### What is required
Give the entries again exactly, every one of them.

### The data
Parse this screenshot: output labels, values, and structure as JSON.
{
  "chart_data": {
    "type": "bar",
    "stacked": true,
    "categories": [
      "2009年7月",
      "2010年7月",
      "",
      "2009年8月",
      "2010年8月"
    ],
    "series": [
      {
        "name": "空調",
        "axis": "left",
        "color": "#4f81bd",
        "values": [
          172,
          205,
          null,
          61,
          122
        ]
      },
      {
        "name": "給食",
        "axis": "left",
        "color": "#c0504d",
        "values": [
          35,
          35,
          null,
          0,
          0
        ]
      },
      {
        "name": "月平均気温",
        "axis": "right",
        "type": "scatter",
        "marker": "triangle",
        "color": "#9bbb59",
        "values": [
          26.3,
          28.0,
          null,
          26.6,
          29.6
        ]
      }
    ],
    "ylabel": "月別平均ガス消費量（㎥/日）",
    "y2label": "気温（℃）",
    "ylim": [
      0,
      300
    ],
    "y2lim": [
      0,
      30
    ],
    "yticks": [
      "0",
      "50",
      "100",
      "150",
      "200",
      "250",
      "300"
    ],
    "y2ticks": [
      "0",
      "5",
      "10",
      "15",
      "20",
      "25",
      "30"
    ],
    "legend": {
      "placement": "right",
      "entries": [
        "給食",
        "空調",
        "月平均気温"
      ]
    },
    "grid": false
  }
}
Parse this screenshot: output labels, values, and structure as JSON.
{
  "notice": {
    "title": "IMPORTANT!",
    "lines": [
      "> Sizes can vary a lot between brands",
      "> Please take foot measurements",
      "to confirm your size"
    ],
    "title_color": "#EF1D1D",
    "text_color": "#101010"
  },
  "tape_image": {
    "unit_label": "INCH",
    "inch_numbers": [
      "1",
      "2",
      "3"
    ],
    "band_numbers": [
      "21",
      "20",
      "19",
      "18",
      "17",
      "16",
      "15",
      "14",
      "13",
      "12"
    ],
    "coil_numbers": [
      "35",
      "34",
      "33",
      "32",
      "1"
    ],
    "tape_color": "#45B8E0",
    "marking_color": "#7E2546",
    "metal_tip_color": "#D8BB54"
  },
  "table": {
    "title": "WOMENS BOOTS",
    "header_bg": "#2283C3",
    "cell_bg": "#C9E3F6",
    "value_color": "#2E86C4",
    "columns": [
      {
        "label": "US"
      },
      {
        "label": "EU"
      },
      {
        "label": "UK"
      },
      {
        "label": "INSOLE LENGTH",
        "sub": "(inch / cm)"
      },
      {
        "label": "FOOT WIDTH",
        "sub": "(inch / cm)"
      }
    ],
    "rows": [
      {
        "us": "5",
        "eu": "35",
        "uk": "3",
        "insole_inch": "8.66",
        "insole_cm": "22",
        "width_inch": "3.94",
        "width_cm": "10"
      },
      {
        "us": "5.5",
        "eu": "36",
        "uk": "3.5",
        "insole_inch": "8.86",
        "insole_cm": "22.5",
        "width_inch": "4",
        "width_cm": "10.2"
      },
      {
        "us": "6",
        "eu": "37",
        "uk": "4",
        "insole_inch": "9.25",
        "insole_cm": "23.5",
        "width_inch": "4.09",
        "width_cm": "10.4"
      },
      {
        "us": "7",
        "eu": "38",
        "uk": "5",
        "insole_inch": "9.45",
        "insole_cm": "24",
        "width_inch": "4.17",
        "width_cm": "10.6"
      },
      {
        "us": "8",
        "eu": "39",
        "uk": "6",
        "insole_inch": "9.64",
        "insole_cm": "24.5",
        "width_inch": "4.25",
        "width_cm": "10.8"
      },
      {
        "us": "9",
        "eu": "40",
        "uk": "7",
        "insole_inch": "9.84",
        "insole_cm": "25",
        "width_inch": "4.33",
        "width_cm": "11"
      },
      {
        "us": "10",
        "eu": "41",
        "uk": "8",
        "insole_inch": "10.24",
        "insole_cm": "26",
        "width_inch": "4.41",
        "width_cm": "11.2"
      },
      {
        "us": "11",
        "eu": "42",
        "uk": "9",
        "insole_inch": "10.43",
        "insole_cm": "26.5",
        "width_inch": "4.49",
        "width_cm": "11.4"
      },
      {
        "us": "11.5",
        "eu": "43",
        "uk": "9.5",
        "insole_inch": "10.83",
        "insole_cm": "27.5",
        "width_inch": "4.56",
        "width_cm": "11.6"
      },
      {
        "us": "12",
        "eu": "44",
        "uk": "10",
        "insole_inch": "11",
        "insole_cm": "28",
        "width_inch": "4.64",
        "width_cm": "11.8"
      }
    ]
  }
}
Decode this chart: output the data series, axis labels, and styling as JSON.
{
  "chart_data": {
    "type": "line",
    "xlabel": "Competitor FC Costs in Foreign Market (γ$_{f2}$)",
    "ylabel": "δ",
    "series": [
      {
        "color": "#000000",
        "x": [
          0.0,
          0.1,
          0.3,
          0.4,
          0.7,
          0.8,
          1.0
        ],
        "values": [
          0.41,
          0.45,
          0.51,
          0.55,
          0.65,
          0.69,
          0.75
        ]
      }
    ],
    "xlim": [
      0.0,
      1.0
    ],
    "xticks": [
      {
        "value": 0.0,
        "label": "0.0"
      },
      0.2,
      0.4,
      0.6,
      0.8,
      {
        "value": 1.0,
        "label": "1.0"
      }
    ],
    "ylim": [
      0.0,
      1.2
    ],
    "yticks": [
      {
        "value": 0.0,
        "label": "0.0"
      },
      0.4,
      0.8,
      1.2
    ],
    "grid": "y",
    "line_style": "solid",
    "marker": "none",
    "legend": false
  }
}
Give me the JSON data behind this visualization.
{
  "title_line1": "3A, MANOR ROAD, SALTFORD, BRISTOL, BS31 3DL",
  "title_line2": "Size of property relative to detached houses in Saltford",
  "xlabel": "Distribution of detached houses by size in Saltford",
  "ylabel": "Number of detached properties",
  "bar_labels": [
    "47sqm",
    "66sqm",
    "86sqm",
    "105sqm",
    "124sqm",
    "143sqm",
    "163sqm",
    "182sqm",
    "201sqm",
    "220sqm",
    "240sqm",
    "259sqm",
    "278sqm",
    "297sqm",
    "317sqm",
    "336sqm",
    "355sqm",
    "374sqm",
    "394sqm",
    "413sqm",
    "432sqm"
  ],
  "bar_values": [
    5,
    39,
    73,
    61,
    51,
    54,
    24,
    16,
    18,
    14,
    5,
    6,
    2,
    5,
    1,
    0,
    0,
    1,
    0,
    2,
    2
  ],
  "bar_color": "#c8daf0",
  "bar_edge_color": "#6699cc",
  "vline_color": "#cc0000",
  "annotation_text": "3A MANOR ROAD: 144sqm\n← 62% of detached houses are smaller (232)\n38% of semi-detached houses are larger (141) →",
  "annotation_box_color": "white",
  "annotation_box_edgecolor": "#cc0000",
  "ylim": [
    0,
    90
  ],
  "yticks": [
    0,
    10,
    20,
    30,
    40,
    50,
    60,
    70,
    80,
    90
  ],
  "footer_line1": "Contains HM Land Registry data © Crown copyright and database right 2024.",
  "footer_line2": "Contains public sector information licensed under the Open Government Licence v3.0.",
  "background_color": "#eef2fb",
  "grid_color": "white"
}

### Full output
Parse this screenshot: output labels, values, and structure as JSON.
{
  "chart_data": {
    "type": "bar",
    "stacked": true,
    "categories": [
      "2009年7月",
      "2010年7月",
      "",
      "2009年8月",
      "2010年8月"
    ],
    "series": [
      {
        "name": "空調",
        "axis": "left",
        "color": "#4f81bd",
        "values": [
          172,
          205,
          null,
          61,
          122
        ]
      },
      {
        "name": "給食",
        "axis": "left",
        "color": "#c0504d",
        "values": [
          35,
          35,
          null,
          0,
          0
        ]
      },
      {
        "name": "月平均気温",
        "axis": "right",
        "type": "scatter",
        "marker": "triangle",
        "color": "#9bbb59",
        "values": [
          26.3,
          28.0,
          null,
          26.6,
          29.6
        ]
      }
    ],
    "ylabel": "月別平均ガス消費量（㎥/日）",
    "y2label": "気温（℃）",
    "ylim": [
      0,
      300
    ],
    "y2lim": [
      0,
      30
    ],
    "yticks": [
      "0",
      "50",
      "100",
      "150",
      "200",
      "250",
      "300"
    ],
    "y2ticks": [
      "0",
      "5",
      "10",
      "15",
      "20",
      "25",
      "30"
    ],
    "legend": {
      "placement": "right",
      "entries": [
        "給食",
        "空調",
        "月平均気温"
      ]
    },
    "grid": false
  }
}
Parse this screenshot: output labels, values, and structure as JSON.
{
  "notice": {
    "title": "IMPORTANT!",
    "lines": [
      "> Sizes can vary a lot between brands",
      "> Please take foot measurements",
      "to confirm your size"
    ],
    "title_color": "#EF1D1D",
    "text_color": "#101010"
  },
  "tape_image": {
    "unit_label": "INCH",
    "inch_numbers": [
      "1",
      "2",
      "3"
    ],
    "band_numbers": [
      "21",
      "20",
      "19",
      "18",
      "17",
      "16",
      "15",
      "14",
      "13",
      "12"
    ],
    "coil_numbers": [
      "35",
      "34",
      "33",
      "32",
      "1"
    ],
    "tape_color": "#45B8E0",
    "marking_color": "#7E2546",
    "metal_tip_color": "#D8BB54"
  },
  "table": {
    "title": "WOMENS BOOTS",
    "header_bg": "#2283C3",
    "cell_bg": "#C9E3F6",
    "value_color": "#2E86C4",
    "columns": [
      {
        "label": "US"
      },
      {
        "label": "EU"
      },
      {
        "label": "UK"
      },
      {
        "label": "INSOLE LENGTH",
        "sub": "(inch / cm)"
      },
      {
        "label": "FOOT WIDTH",
        "sub": "(inch / cm)"
      }
    ],
    "rows": [
      {
        "us": "5",
        "eu": "35",
        "uk": "3",
        "insole_inch": "8.66",
        "insole_cm": "22",
        "width_inch": "3.94",
        "width_cm": "10"
      },
      {
        "us": "5.5",
        "eu": "36",
        "uk": "3.5",
        "insole_inch": "8.86",
        "insole_cm": "22.5",
        "width_inch": "4",
        "width_cm": "10.2"
      },
      {
        "us": "6",
        "eu": "37",
        "uk": "4",
        "insole_inch": "9.25",
        "insole_cm": "23.5",
        "width_inch": "4.09",
        "width_cm": "10.4"
      },
      {
        "us": "7",
        "eu": "38",
        "uk": "5",
        "insole_inch": "9.45",
        "insole_cm": "24",
        "width_inch": "4.17",
        "width_cm": "10.6"
      },
      {
        "us": "8",
        "eu": "39",
        "uk": "6",
        "insole_inch": "9.64",
        "insole_cm": "24.5",
        "width_inch": "4.25",
        "width_cm": "10.8"
      },
      {
        "us": "9",
        "eu": "40",
        "uk": "7",
        "insole_inch": "9.84",
        "insole_cm": "25",
        "width_inch": "4.33",
        "width_cm": "11"
      },
      {
        "us": "10",
        "eu": "41",
        "uk": "8",
        "insole_inch": "10.24",
        "insole_cm": "26",
        "width_inch": "4.41",
        "width_cm": "11.2"
      },
      {
        "us": "11",
        "eu": "42",
        "uk": "9",
        "insole_inch": "10.43",
        "insole_cm": "26.5",
        "width_inch": "4.49",
        "width_cm": "11.4"
      },
      {
        "us": "11.5",
        "eu": "43",
        "uk": "9.5",
        "insole_inch": "10.83",
        "insole_cm": "27.5",
        "width_inch": "4.56",
        "width_cm": "11.6"
      },
      {
        "us": "12",
        "eu": "44",
        "uk": "10",
        "insole_inch": "11",
        "insole_cm": "28",
        "width_inch": "4.64",
        "width_cm": "11.8"
      }
    ]
  }
}
Decode this chart: output the data series, axis labels, and styling as JSON.
{
  "chart_data": {
    "type": "line",
    "xlabel": "Competitor FC Costs in Foreign Market (γ$_{f2}$)",
    "ylabel": "δ",
    "series": [
      {
        "color": "#000000",
        "x": [
          0.0,
          0.1,
          0.3,
          0.4,
          0.7,
          0.8,
          1.0
        ],
        "values": [
          0.41,
          0.45,
          0.51,
          0.55,
          0.65,
          0.69,
          0.75
        ]
      }
    ],
    "xlim": [
      0.0,
      1.0
    ],
    "xticks": [
      {
        "value": 0.0,
        "label": "0.0"
      },
      0.2,
      0.4,
      0.6,
      0.8,
      {
        "value": 1.0,
        "label": "1.0"
      }
    ],
    "ylim": [
      0.0,
      1.2
    ],
    "yticks": [
      {
        "value": 0.0,
        "label": "0.0"
      },
      0.4,
      0.8,
      1.2
    ],
    "grid": "y",
    "line_style": "solid",
    "marker": "none",
    "legend": false
  }
}
Give me the JSON data behind this visualization.
{
  "title_line1": "3A, MANOR ROAD, SALTFORD, BRISTOL, BS31 3DL",
  "title_line2": "Size of property relative to detached houses in Saltford",
  "xlabel": "Distribution of detached houses by size in Saltford",
  "ylabel": "Number of detached properties",
  "bar_labels": [
    "47sqm",
    "66sqm",
    "86sqm",
    "105sqm",
    "124sqm",
    "143sqm",
    "163sqm",
    "182sqm",
    "201sqm",
    "220sqm",
    "240sqm",
    "259sqm",
    "278sqm",
    "297sqm",
    "317sqm",
    "336sqm",
    "355sqm",
    "374sqm",
    "394sqm",
    "413sqm",
    "432sqm"
  ],
  "bar_values": [
    5,
    39,
    73,
    61,
    51,
    54,
    24,
    16,
    18,
    14,
    5,
    6,
    2,
    5,
    1,
    0,
    0,
    1,
    0,
    2,
    2
  ],
  "bar_color": "#c8daf0",
  "bar_edge_color": "#6699cc",
  "vline_color": "#cc0000",
  "annotation_text": "3A MANOR ROAD: 144sqm\n← 62% of detached houses are smaller (232)\n38% of semi-detached houses are larger (141) →",
  "annotation_box_color": "white",
  "annotation_box_edgecolor": "#cc0000",
  "ylim": [
    0,
    90
  ],
  "yticks": [
    0,
    10,
    20,
    30,
    40,
    50,
    60,
    70,
    80,
    90
  ],
  "footer_line1": "Contains HM Land Registry data © Crown copyright and database right 2024.",
  "footer_line2": "Contains public sector information licensed under the Open Government Licence v3.0.",
  "background_color": "#eef2fb",
  "grid_color": "white"
}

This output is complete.